▶ _Task requirements_
Omit the images, then print each record below exactly as it reads.

________________________

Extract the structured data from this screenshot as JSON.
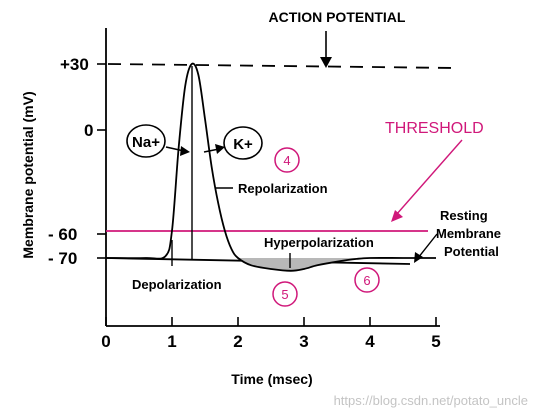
{
  "chart_data": {
    "type": "line",
    "title": "ACTION POTENTIAL",
    "xlabel": "Time (msec)",
    "ylabel": "Membrane potential (mV)",
    "xlim": [
      0,
      5
    ],
    "ylim": [
      -100,
      40
    ],
    "x_ticks": [
      "0",
      "1",
      "2",
      "3",
      "4",
      "5"
    ],
    "y_ticks": [
      "+30",
      "0",
      "- 60",
      "- 70"
    ],
    "series": [
      {
        "x": [
          0,
          0.6,
          0.9,
          1.0,
          1.1,
          1.2,
          1.3,
          1.4,
          1.5,
          1.6,
          1.7,
          1.8,
          1.9,
          2.0,
          2.2,
          2.5,
          2.8,
          3.0,
          3.2,
          3.5,
          3.8,
          4.0,
          4.5,
          5.0
        ],
        "values": [
          -70,
          -70,
          -69,
          -55,
          -10,
          20,
          30,
          25,
          5,
          -20,
          -40,
          -55,
          -65,
          -70,
          -74,
          -76,
          -77,
          -76,
          -74,
          -72,
          -70.5,
          -70,
          -70,
          -70
        ]
      }
    ],
    "reference_lines": [
      {
        "label": "ACTION POTENTIAL",
        "value": 30,
        "style": "dashed"
      },
      {
        "label": "THRESHOLD",
        "value": -60,
        "color": "#d0187a"
      },
      {
        "label": "Resting Membrane Potential",
        "value": -70
      }
    ],
    "annotations": {
      "na": "Na+",
      "k": "K+",
      "repolarization": "Repolarization",
      "hyperpolarization": "Hyperpolarization",
      "depolarization": "Depolarization",
      "resting": [
        "Resting",
        "Membrane",
        "Potential"
      ],
      "phase4": "4",
      "phase5": "5",
      "phase6": "6"
    },
    "colors": {
      "axis": "#000000",
      "threshold": "#d0187a",
      "hyper_fill": "#b8b8b8"
    }
  },
  "watermark": "https://blog.csdn.net/potato_uncle"
}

________________________

▶ _Solution to this task_
Extract the structured data from this screenshot as JSON.
{
  "chart_data": {
    "type": "line",
    "title": "ACTION POTENTIAL",
    "xlabel": "Time (msec)",
    "ylabel": "Membrane potential (mV)",
    "xlim": [
      0,
      5
    ],
    "ylim": [
      -100,
      40
    ],
    "x_ticks": [
      "0",
      "1",
      "2",
      "3",
      "4",
      "5"
    ],
    "y_ticks": [
      "+30",
      "0",
      "- 60",
      "- 70"
    ],
    "series": [
      {
        "x": [
          0,
          0.6,
          0.9,
          1.0,
          1.1,
          1.2,
          1.3,
          1.4,
          1.5,
          1.6,
          1.7,
          1.8,
          1.9,
          2.0,
          2.2,
          2.5,
          2.8,
          3.0,
          3.2,
          3.5,
          3.8,
          4.0,
          4.5,
          5.0
        ],
        "values": [
          -70,
          -70,
          -69,
          -55,
          -10,
          20,
          30,
          25,
          5,
          -20,
          -40,
          -55,
          -65,
          -70,
          -74,
          -76,
          -77,
          -76,
          -74,
          -72,
          -70.5,
          -70,
          -70,
          -70
        ]
      }
    ],
    "reference_lines": [
      {
        "label": "ACTION POTENTIAL",
        "value": 30,
        "style": "dashed"
      },
      {
        "label": "THRESHOLD",
        "value": -60,
        "color": "#d0187a"
      },
      {
        "label": "Resting Membrane Potential",
        "value": -70
      }
    ],
    "annotations": {
      "na": "Na+",
      "k": "K+",
      "repolarization": "Repolarization",
      "hyperpolarization": "Hyperpolarization",
      "depolarization": "Depolarization",
      "resting": [
        "Resting",
        "Membrane",
        "Potential"
      ],
      "phase4": "4",
      "phase5": "5",
      "phase6": "6"
    },
    "colors": {
      "axis": "#000000",
      "threshold": "#d0187a",
      "hyper_fill": "#b8b8b8"
    }
  },
  "watermark": "https://blog.csdn.net/potato_uncle"
}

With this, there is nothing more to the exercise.